WHAT THE TASK REQUIRES - Go through the records below line by line. Count the lines with "Республики" and give the count alone.

PROVIDED MATERIAL -
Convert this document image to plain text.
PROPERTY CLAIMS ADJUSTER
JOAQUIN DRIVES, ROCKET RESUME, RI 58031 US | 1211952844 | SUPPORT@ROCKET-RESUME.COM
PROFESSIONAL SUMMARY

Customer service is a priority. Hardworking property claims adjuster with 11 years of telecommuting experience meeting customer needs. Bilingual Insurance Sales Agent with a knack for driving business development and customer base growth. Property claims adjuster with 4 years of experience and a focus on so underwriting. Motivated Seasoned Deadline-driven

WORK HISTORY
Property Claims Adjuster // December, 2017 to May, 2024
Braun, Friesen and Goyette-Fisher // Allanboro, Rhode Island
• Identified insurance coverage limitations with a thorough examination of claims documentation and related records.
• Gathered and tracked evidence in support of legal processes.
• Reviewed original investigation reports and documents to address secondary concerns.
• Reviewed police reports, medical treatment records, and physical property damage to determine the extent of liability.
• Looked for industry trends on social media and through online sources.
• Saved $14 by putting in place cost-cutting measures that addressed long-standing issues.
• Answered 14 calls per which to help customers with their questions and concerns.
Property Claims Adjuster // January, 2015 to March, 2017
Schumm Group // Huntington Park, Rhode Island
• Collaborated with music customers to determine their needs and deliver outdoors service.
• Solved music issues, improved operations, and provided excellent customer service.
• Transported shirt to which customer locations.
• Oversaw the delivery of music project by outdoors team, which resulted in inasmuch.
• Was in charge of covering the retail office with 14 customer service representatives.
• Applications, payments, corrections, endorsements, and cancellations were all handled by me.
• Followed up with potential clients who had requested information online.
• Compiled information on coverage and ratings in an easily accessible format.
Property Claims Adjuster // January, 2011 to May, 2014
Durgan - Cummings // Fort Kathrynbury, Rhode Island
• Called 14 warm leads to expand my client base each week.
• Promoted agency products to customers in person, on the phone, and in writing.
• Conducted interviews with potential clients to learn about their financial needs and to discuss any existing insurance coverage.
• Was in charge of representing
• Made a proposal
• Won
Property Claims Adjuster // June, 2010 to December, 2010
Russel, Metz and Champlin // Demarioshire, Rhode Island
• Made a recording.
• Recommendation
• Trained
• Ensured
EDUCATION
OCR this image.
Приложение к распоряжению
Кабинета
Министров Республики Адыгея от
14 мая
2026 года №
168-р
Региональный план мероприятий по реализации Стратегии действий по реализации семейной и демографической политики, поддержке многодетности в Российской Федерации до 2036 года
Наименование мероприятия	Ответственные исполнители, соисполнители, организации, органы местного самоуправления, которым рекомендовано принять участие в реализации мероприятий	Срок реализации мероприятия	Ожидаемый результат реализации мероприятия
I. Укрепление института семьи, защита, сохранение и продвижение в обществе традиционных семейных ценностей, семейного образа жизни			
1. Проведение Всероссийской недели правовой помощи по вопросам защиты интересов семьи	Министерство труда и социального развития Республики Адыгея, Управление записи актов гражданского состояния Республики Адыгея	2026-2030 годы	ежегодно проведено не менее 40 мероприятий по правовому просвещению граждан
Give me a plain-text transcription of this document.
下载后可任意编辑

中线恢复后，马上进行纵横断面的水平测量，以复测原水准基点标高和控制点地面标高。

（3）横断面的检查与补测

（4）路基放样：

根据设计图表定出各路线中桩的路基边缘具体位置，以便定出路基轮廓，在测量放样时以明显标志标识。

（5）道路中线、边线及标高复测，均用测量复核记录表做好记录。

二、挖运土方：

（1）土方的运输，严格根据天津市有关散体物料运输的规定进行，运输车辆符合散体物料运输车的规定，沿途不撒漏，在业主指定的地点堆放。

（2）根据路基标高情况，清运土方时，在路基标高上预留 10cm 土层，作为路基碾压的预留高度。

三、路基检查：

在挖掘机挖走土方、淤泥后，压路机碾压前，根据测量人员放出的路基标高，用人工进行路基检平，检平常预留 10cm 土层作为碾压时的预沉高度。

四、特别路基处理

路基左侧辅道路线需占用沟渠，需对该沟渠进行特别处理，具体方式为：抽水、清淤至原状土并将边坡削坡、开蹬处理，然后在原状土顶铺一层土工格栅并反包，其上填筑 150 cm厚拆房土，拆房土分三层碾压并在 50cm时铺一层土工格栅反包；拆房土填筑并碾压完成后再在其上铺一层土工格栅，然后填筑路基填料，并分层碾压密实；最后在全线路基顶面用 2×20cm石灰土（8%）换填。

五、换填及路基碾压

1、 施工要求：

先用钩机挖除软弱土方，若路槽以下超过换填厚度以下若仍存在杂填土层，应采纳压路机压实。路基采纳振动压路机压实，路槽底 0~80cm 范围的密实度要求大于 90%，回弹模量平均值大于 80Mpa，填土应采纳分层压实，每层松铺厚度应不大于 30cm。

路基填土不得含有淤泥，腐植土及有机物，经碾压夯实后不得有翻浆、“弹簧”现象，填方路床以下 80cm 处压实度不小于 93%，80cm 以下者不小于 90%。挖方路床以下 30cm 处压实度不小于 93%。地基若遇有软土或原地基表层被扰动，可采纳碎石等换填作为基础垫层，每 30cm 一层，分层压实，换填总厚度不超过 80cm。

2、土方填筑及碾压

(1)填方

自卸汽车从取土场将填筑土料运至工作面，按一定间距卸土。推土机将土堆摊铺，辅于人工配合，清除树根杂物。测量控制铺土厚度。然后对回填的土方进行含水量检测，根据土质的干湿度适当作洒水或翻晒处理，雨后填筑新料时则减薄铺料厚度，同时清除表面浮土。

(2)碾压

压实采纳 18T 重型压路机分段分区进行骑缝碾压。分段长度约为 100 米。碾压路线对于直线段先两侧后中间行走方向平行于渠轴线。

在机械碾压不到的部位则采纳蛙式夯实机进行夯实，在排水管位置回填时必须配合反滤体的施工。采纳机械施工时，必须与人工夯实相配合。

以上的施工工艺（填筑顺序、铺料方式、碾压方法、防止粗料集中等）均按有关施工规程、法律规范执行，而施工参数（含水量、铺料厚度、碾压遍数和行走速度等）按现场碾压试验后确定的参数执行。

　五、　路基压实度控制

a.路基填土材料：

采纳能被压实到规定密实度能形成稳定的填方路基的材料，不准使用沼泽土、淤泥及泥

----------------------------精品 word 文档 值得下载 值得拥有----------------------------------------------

RESPONSE TO THIS EXERCISE - 2